■ Instructions to follow ■
Take the line containing "Extract the structured" and every line after it to the end of the records, and copy them exactly, excluding pictures.

[A block of data]
--- start ---
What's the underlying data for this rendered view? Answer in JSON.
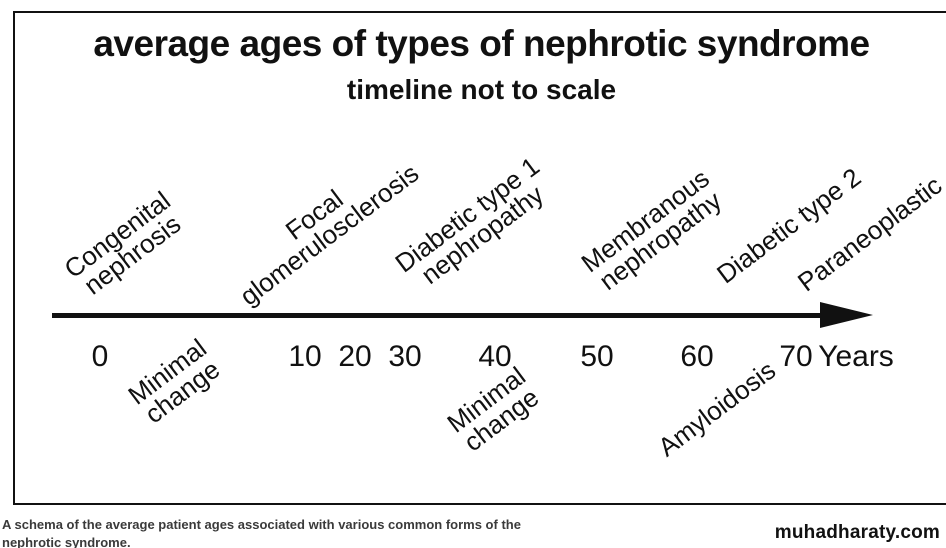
{
  "title": "average ages of types of nephrotic syndrome",
  "subtitle": "timeline not to scale",
  "colors": {
    "ink": "#111111",
    "background": "#ffffff",
    "caption_text": "#3a3a3a"
  },
  "timeline": {
    "axis_unit": "Years",
    "ticks": [
      "0",
      "10",
      "20",
      "30",
      "40",
      "50",
      "60",
      "70"
    ],
    "labels_above": [
      {
        "line1": "Congenital",
        "line2": "nephrosis",
        "approx_age_years": 0
      },
      {
        "line1": "Focal",
        "line2": "glomerulosclerosis",
        "approx_age_years": 22
      },
      {
        "line1": "Diabetic type 1",
        "line2": "nephropathy",
        "approx_age_years": 40
      },
      {
        "line1": "Membranous",
        "line2": "nephropathy",
        "approx_age_years": 55
      },
      {
        "line1": "Diabetic type 2",
        "line2": "",
        "approx_age_years": 65
      },
      {
        "line1": "Paraneoplastic",
        "line2": "",
        "approx_age_years": 73
      }
    ],
    "labels_below": [
      {
        "line1": "Minimal",
        "line2": "change",
        "approx_age_years": 6
      },
      {
        "line1": "Minimal",
        "line2": "change",
        "approx_age_years": 44
      },
      {
        "line1": "Amyloidosis",
        "line2": "",
        "approx_age_years": 67
      }
    ]
  },
  "caption": {
    "line1": "A schema of the average patient ages associated with various common forms of the",
    "line2": "nephrotic syndrome."
  },
  "brand": "muhadharaty.com",
  "chart_data": {
    "type": "timeline",
    "title": "average ages of types of nephrotic syndrome",
    "subtitle": "timeline not to scale",
    "axis_label": "Years",
    "axis_ticks": [
      0,
      10,
      20,
      30,
      40,
      50,
      60,
      70
    ],
    "note": "timeline not to scale",
    "entries": [
      {
        "label": "Congenital nephrosis",
        "approx_age_years": 0,
        "side": "above"
      },
      {
        "label": "Minimal change",
        "approx_age_years": 6,
        "side": "below"
      },
      {
        "label": "Focal glomerulosclerosis",
        "approx_age_years": 22,
        "side": "above"
      },
      {
        "label": "Diabetic type 1 nephropathy",
        "approx_age_years": 40,
        "side": "above"
      },
      {
        "label": "Minimal change",
        "approx_age_years": 44,
        "side": "below"
      },
      {
        "label": "Membranous nephropathy",
        "approx_age_years": 55,
        "side": "above"
      },
      {
        "label": "Diabetic type 2",
        "approx_age_years": 65,
        "side": "above"
      },
      {
        "label": "Amyloidosis",
        "approx_age_years": 67,
        "side": "below"
      },
      {
        "label": "Paraneoplastic",
        "approx_age_years": 73,
        "side": "above"
      }
    ]
  }
}
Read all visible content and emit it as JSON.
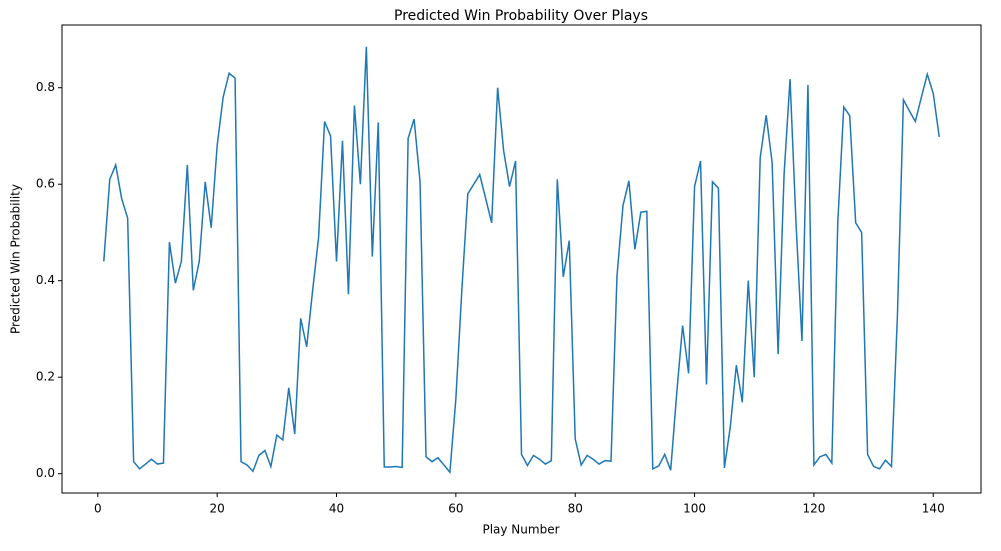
{
  "chart_data": {
    "type": "line",
    "title": "Predicted Win Probability Over Plays",
    "x_label": "Play Number",
    "y_label": "Predicted Win Probability",
    "x": [
      1,
      2,
      3,
      4,
      5,
      6,
      7,
      8,
      9,
      10,
      11,
      12,
      13,
      14,
      15,
      16,
      17,
      18,
      19,
      20,
      21,
      22,
      23,
      24,
      25,
      26,
      27,
      28,
      29,
      30,
      31,
      32,
      33,
      34,
      35,
      36,
      37,
      38,
      39,
      40,
      41,
      42,
      43,
      44,
      45,
      46,
      47,
      48,
      49,
      50,
      51,
      52,
      53,
      54,
      55,
      56,
      57,
      58,
      59,
      60,
      61,
      62,
      63,
      64,
      65,
      66,
      67,
      68,
      69,
      70,
      71,
      72,
      73,
      74,
      75,
      76,
      77,
      78,
      79,
      80,
      81,
      82,
      83,
      84,
      85,
      86,
      87,
      88,
      89,
      90,
      91,
      92,
      93,
      94,
      95,
      96,
      97,
      98,
      99,
      100,
      101,
      102,
      103,
      104,
      105,
      106,
      107,
      108,
      109,
      110,
      111,
      112,
      113,
      114,
      115,
      116,
      117,
      118,
      119,
      120,
      121,
      122,
      123,
      124,
      125,
      126,
      127,
      128,
      129,
      130,
      131,
      132,
      133,
      134,
      135,
      136,
      137,
      138,
      139,
      140,
      141
    ],
    "series": [
      {
        "color": "#1f77b4",
        "values": [
          0.44,
          0.61,
          0.64,
          0.57,
          0.53,
          0.025,
          0.01,
          0.02,
          0.03,
          0.02,
          0.022,
          0.48,
          0.395,
          0.44,
          0.64,
          0.38,
          0.44,
          0.605,
          0.51,
          0.68,
          0.78,
          0.83,
          0.82,
          0.025,
          0.018,
          0.005,
          0.038,
          0.048,
          0.015,
          0.08,
          0.07,
          0.178,
          0.082,
          0.322,
          0.263,
          0.38,
          0.49,
          0.73,
          0.7,
          0.44,
          0.69,
          0.372,
          0.763,
          0.6,
          0.885,
          0.45,
          0.728,
          0.014,
          0.014,
          0.015,
          0.013,
          0.695,
          0.735,
          0.605,
          0.035,
          0.025,
          0.033,
          0.018,
          0.003,
          0.155,
          0.38,
          0.58,
          0.6,
          0.62,
          0.57,
          0.52,
          0.8,
          0.67,
          0.595,
          0.648,
          0.04,
          0.017,
          0.038,
          0.03,
          0.02,
          0.027,
          0.61,
          0.408,
          0.483,
          0.072,
          0.018,
          0.038,
          0.03,
          0.02,
          0.027,
          0.026,
          0.41,
          0.555,
          0.607,
          0.465,
          0.542,
          0.544,
          0.01,
          0.016,
          0.04,
          0.007,
          0.165,
          0.307,
          0.208,
          0.595,
          0.648,
          0.185,
          0.605,
          0.592,
          0.012,
          0.098,
          0.225,
          0.148,
          0.4,
          0.2,
          0.655,
          0.743,
          0.645,
          0.248,
          0.62,
          0.818,
          0.52,
          0.275,
          0.806,
          0.018,
          0.035,
          0.04,
          0.022,
          0.52,
          0.76,
          0.742,
          0.52,
          0.5,
          0.04,
          0.015,
          0.01,
          0.028,
          0.015,
          0.33,
          0.775,
          0.752,
          0.73,
          0.78,
          0.828,
          0.788,
          0.698
        ]
      }
    ],
    "xlim": [
      -6,
      148
    ],
    "xticks": [
      0,
      20,
      40,
      60,
      80,
      100,
      120,
      140
    ],
    "ylim": [
      -0.04,
      0.93
    ],
    "yticks": [
      {
        "value": 0,
        "label": "0.0"
      },
      0.2,
      0.4,
      0.6,
      0.8
    ],
    "grid": false
  }
}
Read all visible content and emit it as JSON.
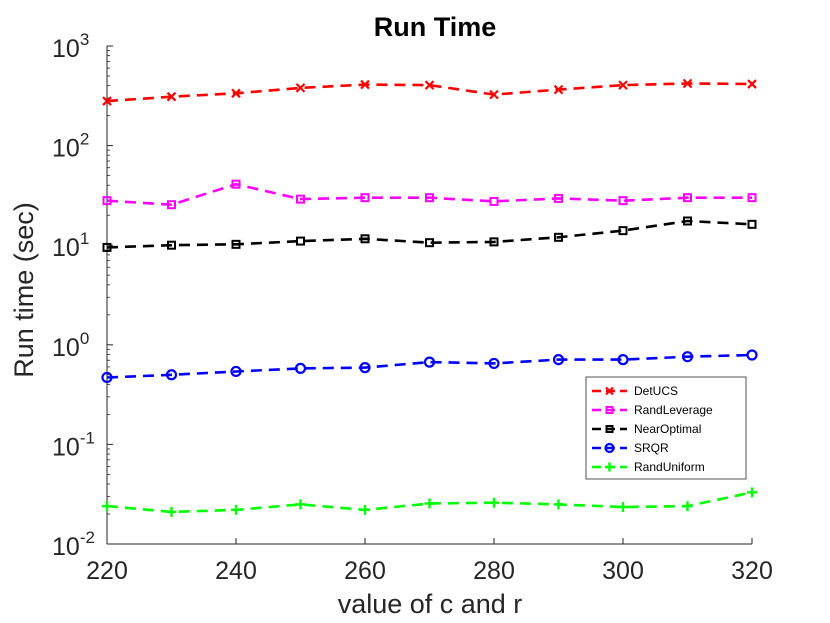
{
  "chart_data": {
    "type": "line",
    "title": "Run Time",
    "xlabel": "value of c and r",
    "ylabel": "Run time (sec)",
    "yscale": "log",
    "xlim": [
      220,
      320
    ],
    "ylim": [
      0.01,
      1000
    ],
    "xticks": [
      "220",
      "240",
      "260",
      "280",
      "300",
      "320"
    ],
    "ytick_base": "10",
    "ytick_exponents": [
      "-2",
      "-1",
      "0",
      "1",
      "2",
      "3"
    ],
    "x": [
      220,
      230,
      240,
      250,
      260,
      270,
      280,
      290,
      300,
      310,
      320
    ],
    "legend_position": "lower-right",
    "series": [
      {
        "name": "DetUCS",
        "color": "#ff0000",
        "marker": "x",
        "values": [
          280,
          310,
          335,
          380,
          410,
          405,
          325,
          365,
          405,
          420,
          415
        ]
      },
      {
        "name": "RandLeverage",
        "color": "#ff00ff",
        "marker": "square",
        "values": [
          28,
          25.5,
          41,
          29,
          30,
          30,
          27.5,
          29.5,
          28,
          30,
          30
        ]
      },
      {
        "name": "NearOptimal",
        "color": "#000000",
        "marker": "square",
        "values": [
          9.5,
          10,
          10.2,
          11,
          11.6,
          10.6,
          10.8,
          12,
          14,
          17.5,
          16.2
        ]
      },
      {
        "name": "SRQR",
        "color": "#0000ff",
        "marker": "circle",
        "values": [
          0.47,
          0.5,
          0.54,
          0.58,
          0.59,
          0.67,
          0.65,
          0.71,
          0.71,
          0.76,
          0.79
        ]
      },
      {
        "name": "RandUniform",
        "color": "#00ff00",
        "marker": "plus",
        "values": [
          0.024,
          0.021,
          0.022,
          0.025,
          0.022,
          0.0255,
          0.026,
          0.025,
          0.0235,
          0.024,
          0.033
        ]
      }
    ]
  }
}
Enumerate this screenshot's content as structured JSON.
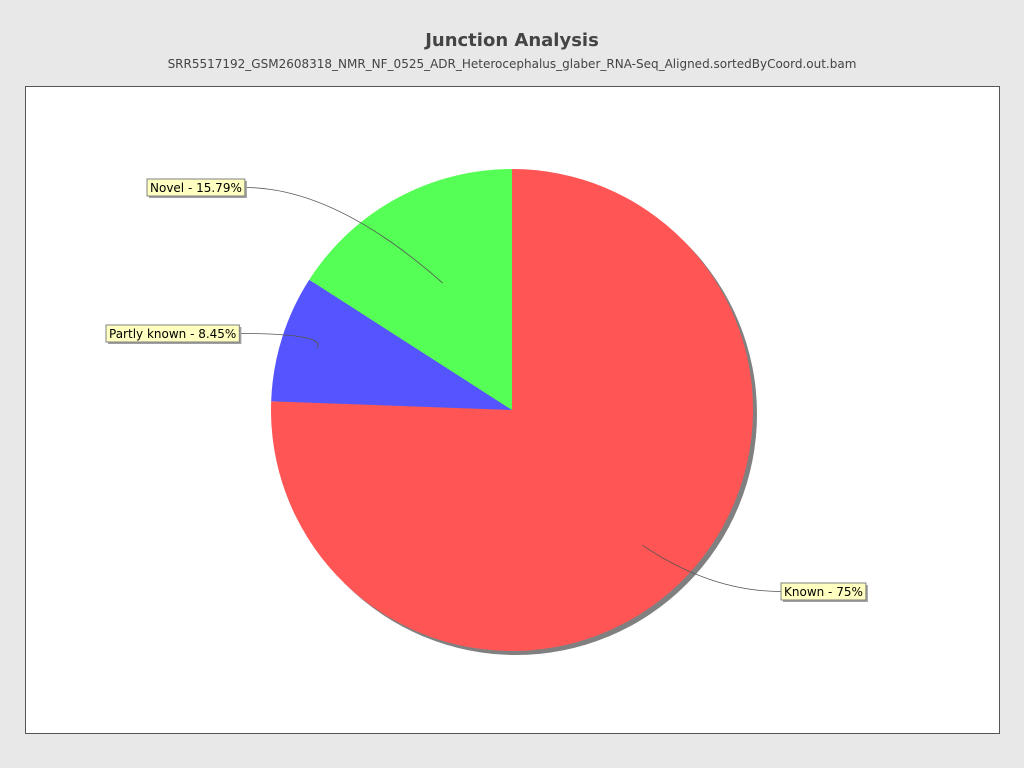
{
  "chart_data": {
    "type": "pie",
    "title": "Junction Analysis",
    "subtitle": "SRR5517192_GSM2608318_NMR_NF_0525_ADR_Heterocephalus_glaber_RNA-Seq_Aligned.sortedByCoord.out.bam",
    "slices": [
      {
        "key": "known",
        "label": "Known - 75%",
        "value": 75,
        "color": "#ff5555"
      },
      {
        "key": "partly_known",
        "label": "Partly known - 8.45%",
        "value": 8.45,
        "color": "#5555ff"
      },
      {
        "key": "novel",
        "label": "Novel - 15.79%",
        "value": 15.79,
        "color": "#55ff55"
      }
    ],
    "legend": "none"
  }
}
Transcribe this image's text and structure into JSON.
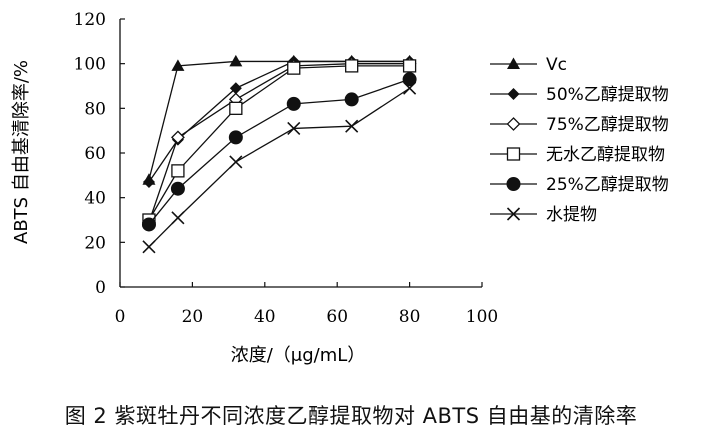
{
  "figure": {
    "caption": "图 2   紫斑牡丹不同浓度乙醇提取物对 ABTS 自由基的清除率"
  },
  "chart_data": {
    "type": "line",
    "xlabel": "浓度/（μg/mL）",
    "ylabel": "ABTS 自由基清除率/%",
    "xlim": [
      0,
      100
    ],
    "ylim": [
      0,
      120
    ],
    "xticks": [
      0,
      20,
      40,
      60,
      80,
      100
    ],
    "yticks": [
      0,
      20,
      40,
      60,
      80,
      100,
      120
    ],
    "grid": false,
    "legend_position": "right",
    "x": [
      8,
      16,
      32,
      48,
      64,
      80
    ],
    "series": [
      {
        "name": "Vc",
        "marker": "triangle",
        "values": [
          48,
          99,
          101,
          101,
          101,
          101
        ]
      },
      {
        "name": "50%乙醇提取物",
        "marker": "diamond-filled",
        "values": [
          47,
          66,
          89,
          101,
          101,
          101
        ]
      },
      {
        "name": "75%乙醇提取物",
        "marker": "diamond-open",
        "values": [
          29,
          67,
          84,
          99,
          100,
          100
        ]
      },
      {
        "name": "无水乙醇提取物",
        "marker": "square-open",
        "values": [
          30,
          52,
          80,
          98,
          99,
          99
        ]
      },
      {
        "name": "25%乙醇提取物",
        "marker": "circle-filled",
        "values": [
          28,
          44,
          67,
          82,
          84,
          93
        ]
      },
      {
        "name": "水提物",
        "marker": "cross",
        "values": [
          18,
          31,
          56,
          71,
          72,
          89
        ]
      }
    ]
  }
}
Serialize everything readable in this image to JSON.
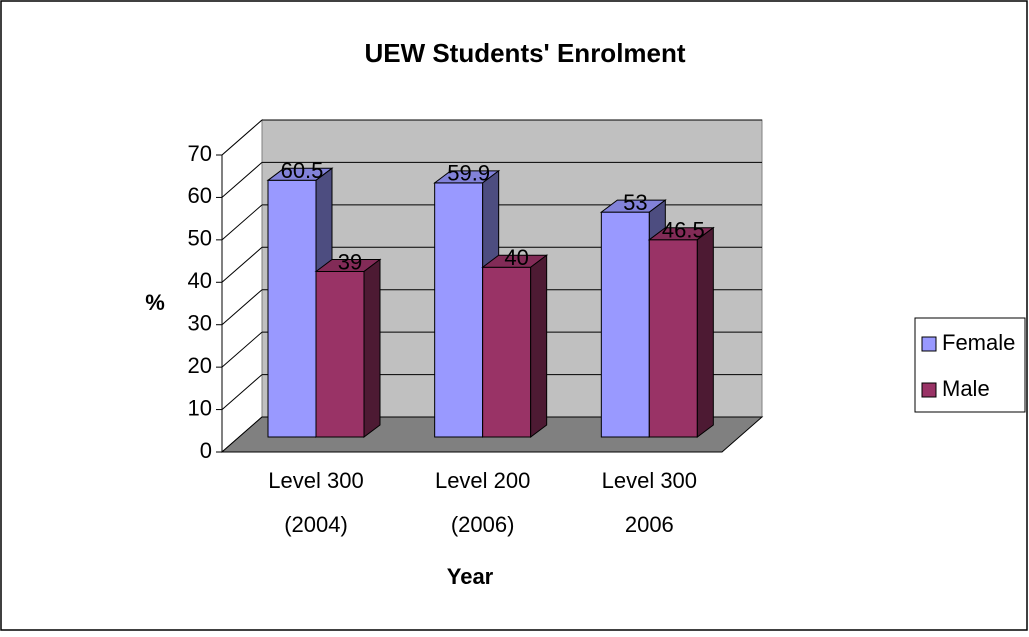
{
  "chart_data": {
    "type": "bar3d",
    "title": "UEW Students' Enrolment",
    "categories": [
      [
        "Level 300",
        "(2004)"
      ],
      [
        "Level 200",
        "(2006)"
      ],
      [
        "Level 300",
        "2006"
      ]
    ],
    "series": [
      {
        "name": "Female",
        "color": "#9999ff",
        "values": [
          60.5,
          59.9,
          53
        ]
      },
      {
        "name": "Male",
        "color": "#993366",
        "values": [
          39,
          40,
          46.5
        ]
      }
    ],
    "ylim": [
      0,
      70
    ],
    "yticks": [
      0,
      10,
      20,
      30,
      40,
      50,
      60,
      70
    ],
    "y_label": "%",
    "x_label": "Year",
    "grid": true,
    "legend": "right"
  }
}
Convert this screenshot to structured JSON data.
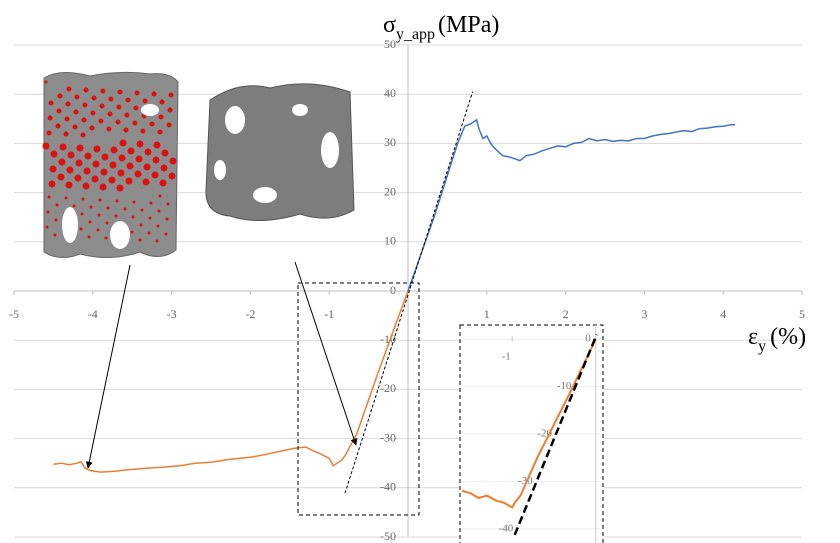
{
  "chart_data": [
    {
      "type": "line",
      "y_label": {
        "symbol": "σ",
        "subscript": "y_app",
        "unit": "(MPa)"
      },
      "x_label": {
        "symbol": "ε",
        "subscript": "y",
        "unit": "(%)"
      },
      "xlim": [
        -5,
        5
      ],
      "ylim": [
        -50,
        50
      ],
      "xticks": [
        -5,
        -4,
        -3,
        -2,
        -1,
        1,
        2,
        3,
        4,
        5
      ],
      "yticks": [
        -50,
        -40,
        -30,
        -20,
        -10,
        0,
        10,
        20,
        30,
        40,
        50
      ],
      "grid": true,
      "series": [
        {
          "color": "#4472c4",
          "x": [
            0,
            0.33,
            0.63,
            0.72,
            0.8,
            0.87,
            0.9,
            0.95,
            1.0,
            1.05,
            1.1,
            1.2,
            1.3,
            1.42,
            1.5,
            1.6,
            1.7,
            1.8,
            1.9,
            2.0,
            2.1,
            2.2,
            2.3,
            2.4,
            2.5,
            2.6,
            2.7,
            2.8,
            2.9,
            3.0,
            3.1,
            3.2,
            3.3,
            3.4,
            3.5,
            3.6,
            3.7,
            3.8,
            3.9,
            4.0,
            4.1,
            4.15
          ],
          "values": [
            0,
            15,
            30,
            33.5,
            34,
            34.8,
            33,
            31,
            31.5,
            30,
            29,
            27.5,
            27.2,
            26.5,
            27.5,
            27.8,
            28.5,
            29,
            29.5,
            29.3,
            30,
            30.2,
            31,
            30.5,
            30.8,
            30.4,
            30.6,
            30.5,
            31,
            31,
            31.5,
            31.8,
            32,
            32.3,
            32.6,
            32.4,
            33,
            33.1,
            33.4,
            33.5,
            33.8,
            33.8
          ]
        },
        {
          "color": "#ed7d31",
          "x": [
            -4.5,
            -4.4,
            -4.3,
            -4.2,
            -4.15,
            -4.1,
            -4.03,
            -3.9,
            -3.7,
            -3.53,
            -3.3,
            -3.1,
            -2.9,
            -2.7,
            -2.5,
            -2.3,
            -2.13,
            -2.0,
            -1.8,
            -1.6,
            -1.45,
            -1.3,
            -1.2,
            -1.12,
            -1.0,
            -0.95,
            -0.85,
            -0.8,
            -0.65,
            -0.4,
            -0.2,
            0
          ],
          "values": [
            -35.2,
            -35,
            -35.3,
            -35,
            -34.7,
            -36,
            -36.5,
            -36.8,
            -36.6,
            -36.3,
            -36,
            -35.8,
            -35.5,
            -35,
            -34.8,
            -34.3,
            -34,
            -33.8,
            -33.2,
            -32.5,
            -32,
            -31.7,
            -32.5,
            -33,
            -34,
            -35.5,
            -34.5,
            -33.5,
            -29,
            -17.5,
            -8.7,
            0
          ]
        }
      ],
      "fit": {
        "color": "#000000",
        "x": [
          -0.8,
          0.82
        ],
        "values": [
          -41.1,
          40.5
        ]
      }
    },
    {
      "type": "line",
      "xlim": [
        -1.6,
        0.05
      ],
      "ylim": [
        -43,
        3
      ],
      "xticks": [
        -1
      ],
      "yticks": [
        0,
        -10,
        -20,
        -30,
        -40
      ],
      "series": [
        {
          "color": "#ed7d31",
          "x": [
            -1.6,
            -1.5,
            -1.4,
            -1.3,
            -1.2,
            -1.1,
            -1.0,
            -0.97,
            -0.9,
            -0.7,
            -0.5,
            -0.3,
            -0.1,
            0
          ],
          "values": [
            -32,
            -32.5,
            -33.5,
            -33,
            -34,
            -34.5,
            -35.5,
            -34.5,
            -33,
            -25,
            -18,
            -11,
            -3.6,
            0
          ]
        }
      ],
      "fit": {
        "color": "#000000",
        "x": [
          -0.97,
          0.01
        ],
        "values": [
          -41.3,
          1
        ]
      }
    }
  ]
}
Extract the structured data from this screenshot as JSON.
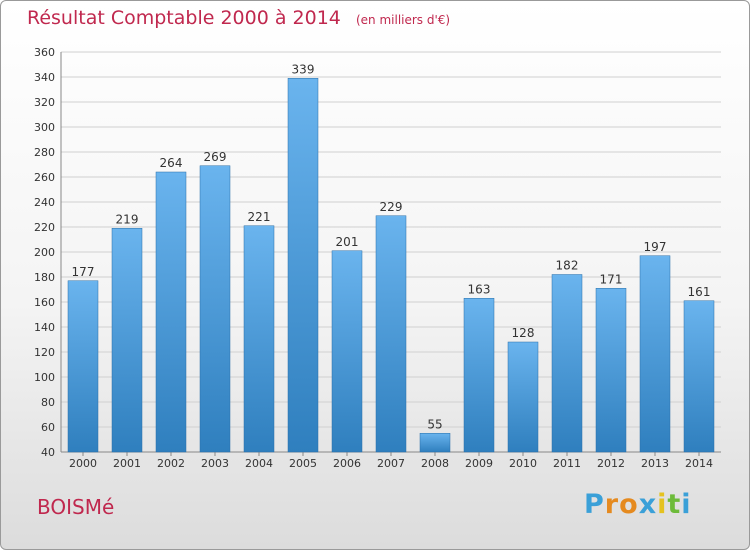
{
  "chart_data": {
    "type": "bar",
    "title": "Résultat Comptable 2000 à 2014",
    "subtitle": "(en milliers d'€)",
    "categories": [
      "2000",
      "2001",
      "2002",
      "2003",
      "2004",
      "2005",
      "2006",
      "2007",
      "2008",
      "2009",
      "2010",
      "2011",
      "2012",
      "2013",
      "2014"
    ],
    "values": [
      177,
      219,
      264,
      269,
      221,
      339,
      201,
      229,
      55,
      163,
      128,
      182,
      171,
      197,
      161
    ],
    "ylim": [
      40,
      360
    ],
    "ytick_step": 20,
    "grid": true,
    "xlabel": "",
    "ylabel": "",
    "bar_color_top": "#6ab4ee",
    "bar_color_bottom": "#2f7fbe",
    "grid_color": "#d0d0d0"
  },
  "footer": {
    "town": "BOISMé",
    "logo_letters": [
      "P",
      "r",
      "o",
      "x",
      "i",
      "t",
      "i"
    ],
    "logo_colors": [
      "#3aa0d8",
      "#e58a1f",
      "#e58a1f",
      "#3aa0d8",
      "#e5c21f",
      "#6dbb3a",
      "#3aa0d8"
    ]
  }
}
--- end ---
■ Answer to the problem ■
Extract the structured data from this screenshot as JSON.
{
  "chart_data": {
    "type": "bar",
    "title": "Résultat Comptable 2000 à 2014",
    "subtitle": "(en milliers d'€)",
    "categories": [
      "2000",
      "2001",
      "2002",
      "2003",
      "2004",
      "2005",
      "2006",
      "2007",
      "2008",
      "2009",
      "2010",
      "2011",
      "2012",
      "2013",
      "2014"
    ],
    "values": [
      177,
      219,
      264,
      269,
      221,
      339,
      201,
      229,
      55,
      163,
      128,
      182,
      171,
      197,
      161
    ],
    "ylim": [
      40,
      360
    ],
    "ytick_step": 20,
    "grid": true,
    "xlabel": "",
    "ylabel": "",
    "bar_color_top": "#6ab4ee",
    "bar_color_bottom": "#2f7fbe",
    "grid_color": "#d0d0d0"
  },
  "footer": {
    "town": "BOISMé",
    "logo_letters": [
      "P",
      "r",
      "o",
      "x",
      "i",
      "t",
      "i"
    ],
    "logo_colors": [
      "#3aa0d8",
      "#e58a1f",
      "#e58a1f",
      "#3aa0d8",
      "#e5c21f",
      "#6dbb3a",
      "#3aa0d8"
    ]
  }
}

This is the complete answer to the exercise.